→ **The request**: Copy every entry word for word, but skip the pictures.

→ **Supplied data**:
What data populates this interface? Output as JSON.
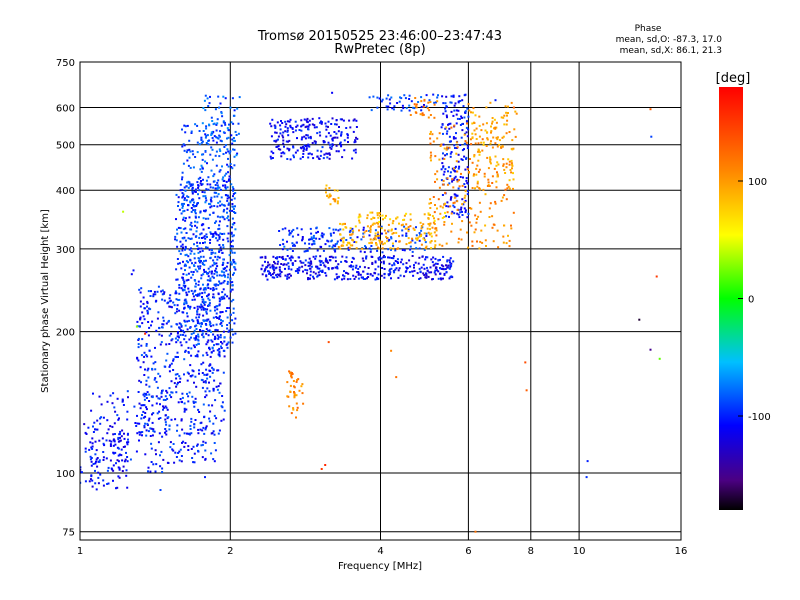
{
  "chart_data": {
    "type": "scatter",
    "title": "Tromsø 20150525 23:46:00–23:47:43",
    "subtitle": "RwPretec (8p)",
    "xlabel": "Frequency [MHz]",
    "ylabel": "Stationary phase Virtual Height [km]",
    "x_scale": "log",
    "y_scale": "log",
    "xlim": [
      1,
      16
    ],
    "ylim": [
      72,
      750
    ],
    "x_ticks": [
      1,
      2,
      4,
      6,
      8,
      10,
      16
    ],
    "y_ticks": [
      75,
      100,
      200,
      300,
      400,
      500,
      600,
      750
    ],
    "grid": true,
    "stats": {
      "title": "Phase",
      "o_line": "mean, sd,O: -87.3, 17.0",
      "x_line": "mean, sd,X: 86.1, 21.3"
    },
    "colorbar": {
      "label": "[deg]",
      "range": [
        -180,
        180
      ],
      "ticks": [
        -100,
        0,
        100
      ]
    },
    "clusters": [
      {
        "x": [
          1.0,
          1.25
        ],
        "y": [
          92,
          130
        ],
        "phase": -110,
        "n": 110
      },
      {
        "x": [
          1.05,
          1.5
        ],
        "y": [
          100,
          150
        ],
        "phase": -105,
        "n": 120
      },
      {
        "x": [
          1.5,
          1.9
        ],
        "y": [
          105,
          118
        ],
        "phase": -100,
        "n": 45
      },
      {
        "x": [
          1.3,
          1.95
        ],
        "y": [
          120,
          250
        ],
        "phase": -100,
        "n": 520
      },
      {
        "x": [
          1.55,
          2.05
        ],
        "y": [
          180,
          420
        ],
        "phase": -95,
        "n": 480
      },
      {
        "x": [
          1.6,
          2.05
        ],
        "y": [
          250,
          560
        ],
        "phase": -90,
        "n": 320
      },
      {
        "x": [
          1.75,
          2.1
        ],
        "y": [
          470,
          640
        ],
        "phase": -85,
        "n": 80
      },
      {
        "x": [
          2.3,
          5.6
        ],
        "y": [
          258,
          290
        ],
        "phase": -110,
        "n": 420
      },
      {
        "x": [
          2.5,
          5.0
        ],
        "y": [
          295,
          335
        ],
        "phase": -95,
        "n": 170
      },
      {
        "x": [
          2.4,
          3.6
        ],
        "y": [
          465,
          570
        ],
        "phase": -110,
        "n": 230
      },
      {
        "x": [
          3.8,
          5.4
        ],
        "y": [
          590,
          640
        ],
        "phase": -95,
        "n": 50
      },
      {
        "x": [
          5.3,
          6.0
        ],
        "y": [
          350,
          640
        ],
        "phase": -105,
        "n": 190
      },
      {
        "x": [
          3.3,
          5.2
        ],
        "y": [
          300,
          340
        ],
        "phase": 95,
        "n": 150
      },
      {
        "x": [
          3.6,
          5.4
        ],
        "y": [
          340,
          360
        ],
        "phase": 80,
        "n": 50
      },
      {
        "x": [
          5.0,
          7.4
        ],
        "y": [
          300,
          560
        ],
        "phase": 105,
        "n": 210
      },
      {
        "x": [
          6.0,
          7.5
        ],
        "y": [
          400,
          620
        ],
        "phase": 95,
        "n": 110
      },
      {
        "x": [
          2.6,
          2.8
        ],
        "y": [
          130,
          165
        ],
        "phase": 110,
        "n": 40
      },
      {
        "x": [
          3.1,
          3.3
        ],
        "y": [
          370,
          410
        ],
        "phase": 95,
        "n": 20
      },
      {
        "x": [
          4.6,
          5.2
        ],
        "y": [
          570,
          630
        ],
        "phase": 115,
        "n": 25
      }
    ],
    "points": [
      {
        "x": 1.27,
        "y": 265,
        "phase": -110
      },
      {
        "x": 1.28,
        "y": 270,
        "phase": -105
      },
      {
        "x": 1.45,
        "y": 92,
        "phase": -90
      },
      {
        "x": 1.78,
        "y": 98,
        "phase": -100
      },
      {
        "x": 1.22,
        "y": 360,
        "phase": 40
      },
      {
        "x": 1.3,
        "y": 205,
        "phase": 30
      },
      {
        "x": 1.35,
        "y": 198,
        "phase": 160
      },
      {
        "x": 3.05,
        "y": 102,
        "phase": 150
      },
      {
        "x": 3.1,
        "y": 104,
        "phase": 160
      },
      {
        "x": 3.15,
        "y": 190,
        "phase": 140
      },
      {
        "x": 3.2,
        "y": 645,
        "phase": -110
      },
      {
        "x": 4.2,
        "y": 182,
        "phase": 110
      },
      {
        "x": 4.3,
        "y": 160,
        "phase": 120
      },
      {
        "x": 6.2,
        "y": 75,
        "phase": 120
      },
      {
        "x": 7.8,
        "y": 172,
        "phase": 140
      },
      {
        "x": 7.85,
        "y": 150,
        "phase": 130
      },
      {
        "x": 10.4,
        "y": 106,
        "phase": -100
      },
      {
        "x": 10.35,
        "y": 98,
        "phase": -95
      },
      {
        "x": 13.2,
        "y": 212,
        "phase": -170
      },
      {
        "x": 13.9,
        "y": 183,
        "phase": -150
      },
      {
        "x": 14.5,
        "y": 175,
        "phase": 20
      },
      {
        "x": 13.9,
        "y": 595,
        "phase": 130
      },
      {
        "x": 13.95,
        "y": 520,
        "phase": -90
      },
      {
        "x": 14.3,
        "y": 262,
        "phase": 150
      },
      {
        "x": 6.8,
        "y": 622,
        "phase": -100
      },
      {
        "x": 7.4,
        "y": 600,
        "phase": 130
      }
    ]
  }
}
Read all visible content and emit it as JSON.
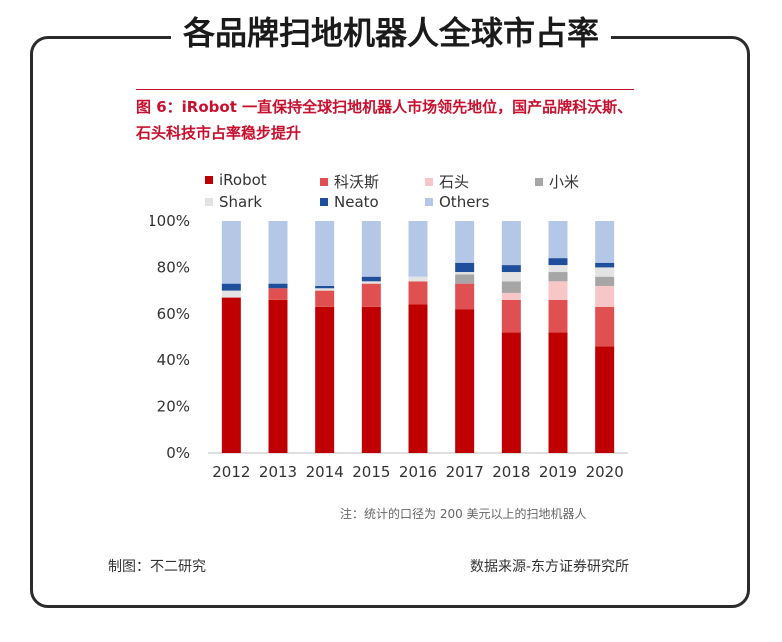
{
  "header": {
    "title": "各品牌扫地机器人全球市占率"
  },
  "figure": {
    "caption": "图 6：iRobot 一直保持全球扫地机器人市场领先地位，国产品牌科沃斯、石头科技市占率稳步提升",
    "note": "注：统计的口径为 200 美元以上的扫地机器人"
  },
  "footer": {
    "left": "制图：不二研究",
    "right": "数据来源-东方证券研究所"
  },
  "chart_data": {
    "type": "bar",
    "stacked": true,
    "categories": [
      "2012",
      "2013",
      "2014",
      "2015",
      "2016",
      "2017",
      "2018",
      "2019",
      "2020"
    ],
    "series": [
      {
        "name": "iRobot",
        "color": "#c00000",
        "values": [
          67,
          66,
          63,
          63,
          64,
          62,
          52,
          52,
          46
        ]
      },
      {
        "name": "科沃斯",
        "color": "#e05050",
        "values": [
          0,
          5,
          7,
          10,
          10,
          11,
          14,
          14,
          17
        ]
      },
      {
        "name": "石头",
        "color": "#f7c6c6",
        "values": [
          0,
          0,
          0,
          0,
          0,
          0,
          3,
          8,
          9
        ]
      },
      {
        "name": "小米",
        "color": "#a6a6a6",
        "values": [
          0,
          0,
          0,
          0,
          0,
          4,
          5,
          4,
          4
        ]
      },
      {
        "name": "Shark",
        "color": "#e3e3e3",
        "values": [
          3,
          0,
          1,
          1,
          2,
          1,
          4,
          3,
          4
        ]
      },
      {
        "name": "Neato",
        "color": "#1f4e9c",
        "values": [
          3,
          2,
          1,
          2,
          0,
          4,
          3,
          3,
          2
        ]
      },
      {
        "name": "Others",
        "color": "#b4c7e7",
        "values": [
          27,
          27,
          28,
          24,
          24,
          18,
          19,
          16,
          18
        ]
      }
    ],
    "y_ticks": [
      "0%",
      "20%",
      "40%",
      "60%",
      "80%",
      "100%"
    ],
    "ylim": [
      0,
      100
    ],
    "legend_position": "top"
  }
}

→ **Task response**:
What data populates this interface? Output as JSON.
{
  "chart_data": {
    "type": "scatter",
    "title": "Tromsø 20150525 23:46:00–23:47:43",
    "subtitle": "RwPretec (8p)",
    "xlabel": "Frequency [MHz]",
    "ylabel": "Stationary phase Virtual Height [km]",
    "x_scale": "log",
    "y_scale": "log",
    "xlim": [
      1,
      16
    ],
    "ylim": [
      72,
      750
    ],
    "x_ticks": [
      1,
      2,
      4,
      6,
      8,
      10,
      16
    ],
    "y_ticks": [
      75,
      100,
      200,
      300,
      400,
      500,
      600,
      750
    ],
    "grid": true,
    "stats": {
      "title": "Phase",
      "o_line": "mean, sd,O: -87.3, 17.0",
      "x_line": "mean, sd,X: 86.1, 21.3"
    },
    "colorbar": {
      "label": "[deg]",
      "range": [
        -180,
        180
      ],
      "ticks": [
        -100,
        0,
        100
      ]
    },
    "clusters": [
      {
        "x": [
          1.0,
          1.25
        ],
        "y": [
          92,
          130
        ],
        "phase": -110,
        "n": 110
      },
      {
        "x": [
          1.05,
          1.5
        ],
        "y": [
          100,
          150
        ],
        "phase": -105,
        "n": 120
      },
      {
        "x": [
          1.5,
          1.9
        ],
        "y": [
          105,
          118
        ],
        "phase": -100,
        "n": 45
      },
      {
        "x": [
          1.3,
          1.95
        ],
        "y": [
          120,
          250
        ],
        "phase": -100,
        "n": 520
      },
      {
        "x": [
          1.55,
          2.05
        ],
        "y": [
          180,
          420
        ],
        "phase": -95,
        "n": 480
      },
      {
        "x": [
          1.6,
          2.05
        ],
        "y": [
          250,
          560
        ],
        "phase": -90,
        "n": 320
      },
      {
        "x": [
          1.75,
          2.1
        ],
        "y": [
          470,
          640
        ],
        "phase": -85,
        "n": 80
      },
      {
        "x": [
          2.3,
          5.6
        ],
        "y": [
          258,
          290
        ],
        "phase": -110,
        "n": 420
      },
      {
        "x": [
          2.5,
          5.0
        ],
        "y": [
          295,
          335
        ],
        "phase": -95,
        "n": 170
      },
      {
        "x": [
          2.4,
          3.6
        ],
        "y": [
          465,
          570
        ],
        "phase": -110,
        "n": 230
      },
      {
        "x": [
          3.8,
          5.4
        ],
        "y": [
          590,
          640
        ],
        "phase": -95,
        "n": 50
      },
      {
        "x": [
          5.3,
          6.0
        ],
        "y": [
          350,
          640
        ],
        "phase": -105,
        "n": 190
      },
      {
        "x": [
          3.3,
          5.2
        ],
        "y": [
          300,
          340
        ],
        "phase": 95,
        "n": 150
      },
      {
        "x": [
          3.6,
          5.4
        ],
        "y": [
          340,
          360
        ],
        "phase": 80,
        "n": 50
      },
      {
        "x": [
          5.0,
          7.4
        ],
        "y": [
          300,
          560
        ],
        "phase": 105,
        "n": 210
      },
      {
        "x": [
          6.0,
          7.5
        ],
        "y": [
          400,
          620
        ],
        "phase": 95,
        "n": 110
      },
      {
        "x": [
          2.6,
          2.8
        ],
        "y": [
          130,
          165
        ],
        "phase": 110,
        "n": 40
      },
      {
        "x": [
          3.1,
          3.3
        ],
        "y": [
          370,
          410
        ],
        "phase": 95,
        "n": 20
      },
      {
        "x": [
          4.6,
          5.2
        ],
        "y": [
          570,
          630
        ],
        "phase": 115,
        "n": 25
      }
    ],
    "points": [
      {
        "x": 1.27,
        "y": 265,
        "phase": -110
      },
      {
        "x": 1.28,
        "y": 270,
        "phase": -105
      },
      {
        "x": 1.45,
        "y": 92,
        "phase": -90
      },
      {
        "x": 1.78,
        "y": 98,
        "phase": -100
      },
      {
        "x": 1.22,
        "y": 360,
        "phase": 40
      },
      {
        "x": 1.3,
        "y": 205,
        "phase": 30
      },
      {
        "x": 1.35,
        "y": 198,
        "phase": 160
      },
      {
        "x": 3.05,
        "y": 102,
        "phase": 150
      },
      {
        "x": 3.1,
        "y": 104,
        "phase": 160
      },
      {
        "x": 3.15,
        "y": 190,
        "phase": 140
      },
      {
        "x": 3.2,
        "y": 645,
        "phase": -110
      },
      {
        "x": 4.2,
        "y": 182,
        "phase": 110
      },
      {
        "x": 4.3,
        "y": 160,
        "phase": 120
      },
      {
        "x": 6.2,
        "y": 75,
        "phase": 120
      },
      {
        "x": 7.8,
        "y": 172,
        "phase": 140
      },
      {
        "x": 7.85,
        "y": 150,
        "phase": 130
      },
      {
        "x": 10.4,
        "y": 106,
        "phase": -100
      },
      {
        "x": 10.35,
        "y": 98,
        "phase": -95
      },
      {
        "x": 13.2,
        "y": 212,
        "phase": -170
      },
      {
        "x": 13.9,
        "y": 183,
        "phase": -150
      },
      {
        "x": 14.5,
        "y": 175,
        "phase": 20
      },
      {
        "x": 13.9,
        "y": 595,
        "phase": 130
      },
      {
        "x": 13.95,
        "y": 520,
        "phase": -90
      },
      {
        "x": 14.3,
        "y": 262,
        "phase": 150
      },
      {
        "x": 6.8,
        "y": 622,
        "phase": -100
      },
      {
        "x": 7.4,
        "y": 600,
        "phase": 130
      }
    ]
  }
}
Read all visible content and emit it as JSON.
{
  "header": {
    "title": "各品牌扫地机器人全球市占率"
  },
  "figure": {
    "caption": "图 6：iRobot 一直保持全球扫地机器人市场领先地位，国产品牌科沃斯、石头科技市占率稳步提升",
    "note": "注：统计的口径为 200 美元以上的扫地机器人"
  },
  "footer": {
    "left": "制图：不二研究",
    "right": "数据来源-东方证券研究所"
  },
  "chart_data": {
    "type": "bar",
    "stacked": true,
    "categories": [
      "2012",
      "2013",
      "2014",
      "2015",
      "2016",
      "2017",
      "2018",
      "2019",
      "2020"
    ],
    "series": [
      {
        "name": "iRobot",
        "color": "#c00000",
        "values": [
          67,
          66,
          63,
          63,
          64,
          62,
          52,
          52,
          46
        ]
      },
      {
        "name": "科沃斯",
        "color": "#e05050",
        "values": [
          0,
          5,
          7,
          10,
          10,
          11,
          14,
          14,
          17
        ]
      },
      {
        "name": "石头",
        "color": "#f7c6c6",
        "values": [
          0,
          0,
          0,
          0,
          0,
          0,
          3,
          8,
          9
        ]
      },
      {
        "name": "小米",
        "color": "#a6a6a6",
        "values": [
          0,
          0,
          0,
          0,
          0,
          4,
          5,
          4,
          4
        ]
      },
      {
        "name": "Shark",
        "color": "#e3e3e3",
        "values": [
          3,
          0,
          1,
          1,
          2,
          1,
          4,
          3,
          4
        ]
      },
      {
        "name": "Neato",
        "color": "#1f4e9c",
        "values": [
          3,
          2,
          1,
          2,
          0,
          4,
          3,
          3,
          2
        ]
      },
      {
        "name": "Others",
        "color": "#b4c7e7",
        "values": [
          27,
          27,
          28,
          24,
          24,
          18,
          19,
          16,
          18
        ]
      }
    ],
    "y_ticks": [
      "0%",
      "20%",
      "40%",
      "60%",
      "80%",
      "100%"
    ],
    "ylim": [
      0,
      100
    ],
    "legend_position": "top"
  }
}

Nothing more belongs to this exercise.